Work instructions >> Reproduce the records that follow in full, excluding any picture they contain.

==== Input data

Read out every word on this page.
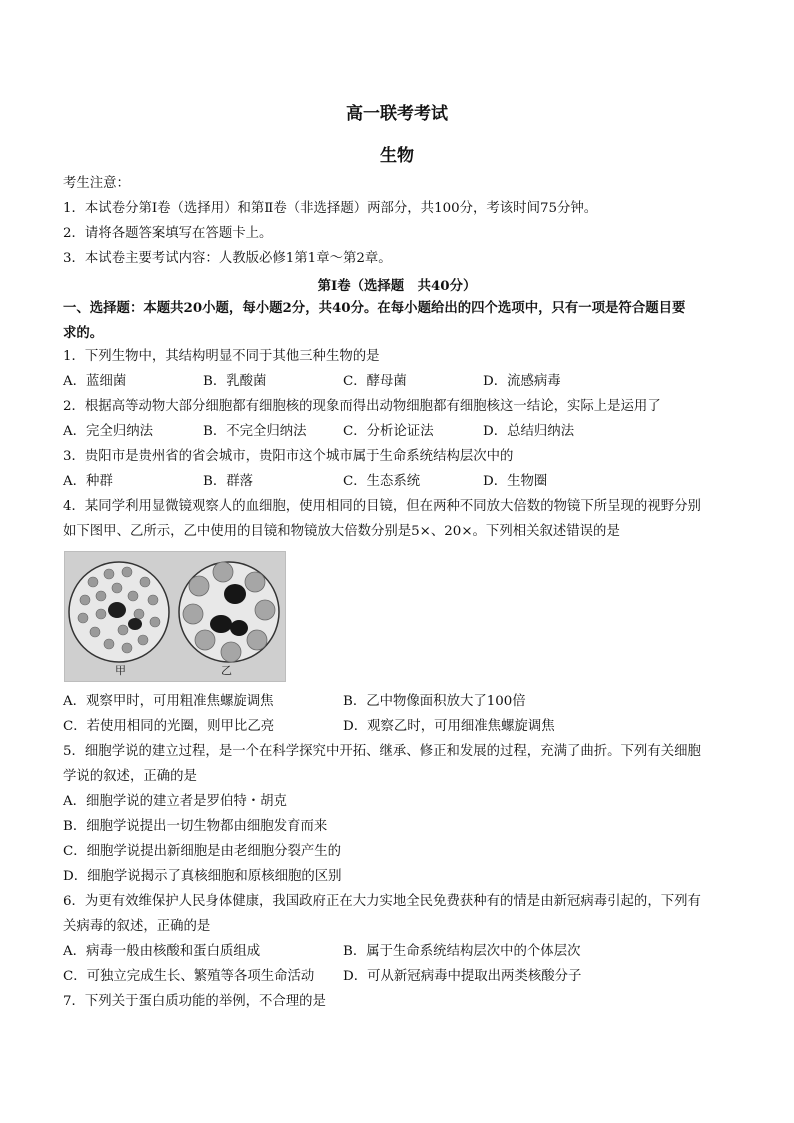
高一联考考试
生物
考生注意：
1．本试卷分第Ⅰ卷（选择用）和第Ⅱ卷（非选择题）两部分，共100分，考该时间75分钟。
2．请将各题答案填写在答题卡上。
3．本试卷主要考试内容：人教版必修1第1章～第2章。
第Ⅰ卷（选择题　共40分）
一、选择题：本题共20小题，每小题2分，共40分。在每小题给出的四个选项中，只有一项是符合题目要
求的。
1．下列生物中，其结构明显不同于其他三种生物的是
A．蓝细菌	B．乳酸菌	C．酵母菌	D．流感病毒
2．根据高等动物大部分细胞都有细胞核的现象而得出动物细胞都有细胞核这一结论，实际上是运用了
A．完全归纳法	B．不完全归纳法	C．分析论证法	D．总结归纳法
3．贵阳市是贵州省的省会城市，贵阳市这个城市属于生命系统结构层次中的
A．种群	B．群落	C．生态系统	D．生物圈
4．某同学利用显微镜观察人的血细胞，使用相同的目镜，但在两种不同放大倍数的物镜下所呈现的视野分别
如下图甲、乙所示，乙中使用的目镜和物镜放大倍数分别是5×、20×。下列相关叙述错误的是
甲	乙
A．观察甲时，可用粗准焦螺旋调焦	B．乙中物像面积放大了100倍
C．若使用相同的光圈，则甲比乙亮	D．观察乙时，可用细准焦螺旋调焦
5．细胞学说的建立过程，是一个在科学探究中开拓、继承、修正和发展的过程，充满了曲折。下列有关细胞
学说的叙述，正确的是
A．细胞学说的建立者是罗伯特・胡克
B．细胞学说提出一切生物都由细胞发育而来
C．细胞学说提出新细胞是由老细胞分裂产生的
D．细胞学说揭示了真核细胞和原核细胞的区别
6．为更有效维保护人民身体健康，我国政府正在大力实地全民免费获种有的情是由新冠病毒引起的，下列有
关病毒的叙述，正确的是
A．病毒一般由核酸和蛋白质组成	B．属于生命系统结构层次中的个体层次
C．可独立完成生长、繁殖等各项生命活动 D．可从新冠病毒中提取出两类核酸分子
7．下列关于蛋白质功能的举例，不合理的是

========

The solution >>
Read out every word on this page.
高一联考考试
生物
考生注意：
1．本试卷分第Ⅰ卷（选择用）和第Ⅱ卷（非选择题）两部分，共100分，考该时间75分钟。
2．请将各题答案填写在答题卡上。
3．本试卷主要考试内容：人教版必修1第1章～第2章。
第Ⅰ卷（选择题　共40分）
一、选择题：本题共20小题，每小题2分，共40分。在每小题给出的四个选项中，只有一项是符合题目要
求的。
1．下列生物中，其结构明显不同于其他三种生物的是
A．蓝细菌	B．乳酸菌	C．酵母菌	D．流感病毒
2．根据高等动物大部分细胞都有细胞核的现象而得出动物细胞都有细胞核这一结论，实际上是运用了
A．完全归纳法	B．不完全归纳法	C．分析论证法	D．总结归纳法
3．贵阳市是贵州省的省会城市，贵阳市这个城市属于生命系统结构层次中的
A．种群	B．群落	C．生态系统	D．生物圈
4．某同学利用显微镜观察人的血细胞，使用相同的目镜，但在两种不同放大倍数的物镜下所呈现的视野分别
如下图甲、乙所示，乙中使用的目镜和物镜放大倍数分别是5×、20×。下列相关叙述错误的是
甲	乙
A．观察甲时，可用粗准焦螺旋调焦	B．乙中物像面积放大了100倍
C．若使用相同的光圈，则甲比乙亮	D．观察乙时，可用细准焦螺旋调焦
5．细胞学说的建立过程，是一个在科学探究中开拓、继承、修正和发展的过程，充满了曲折。下列有关细胞
学说的叙述，正确的是
A．细胞学说的建立者是罗伯特・胡克
B．细胞学说提出一切生物都由细胞发育而来
C．细胞学说提出新细胞是由老细胞分裂产生的
D．细胞学说揭示了真核细胞和原核细胞的区别
6．为更有效维保护人民身体健康，我国政府正在大力实地全民免费获种有的情是由新冠病毒引起的，下列有
关病毒的叙述，正确的是
A．病毒一般由核酸和蛋白质组成	B．属于生命系统结构层次中的个体层次
C．可独立完成生长、繁殖等各项生命活动 D．可从新冠病毒中提取出两类核酸分子
7．下列关于蛋白质功能的举例，不合理的是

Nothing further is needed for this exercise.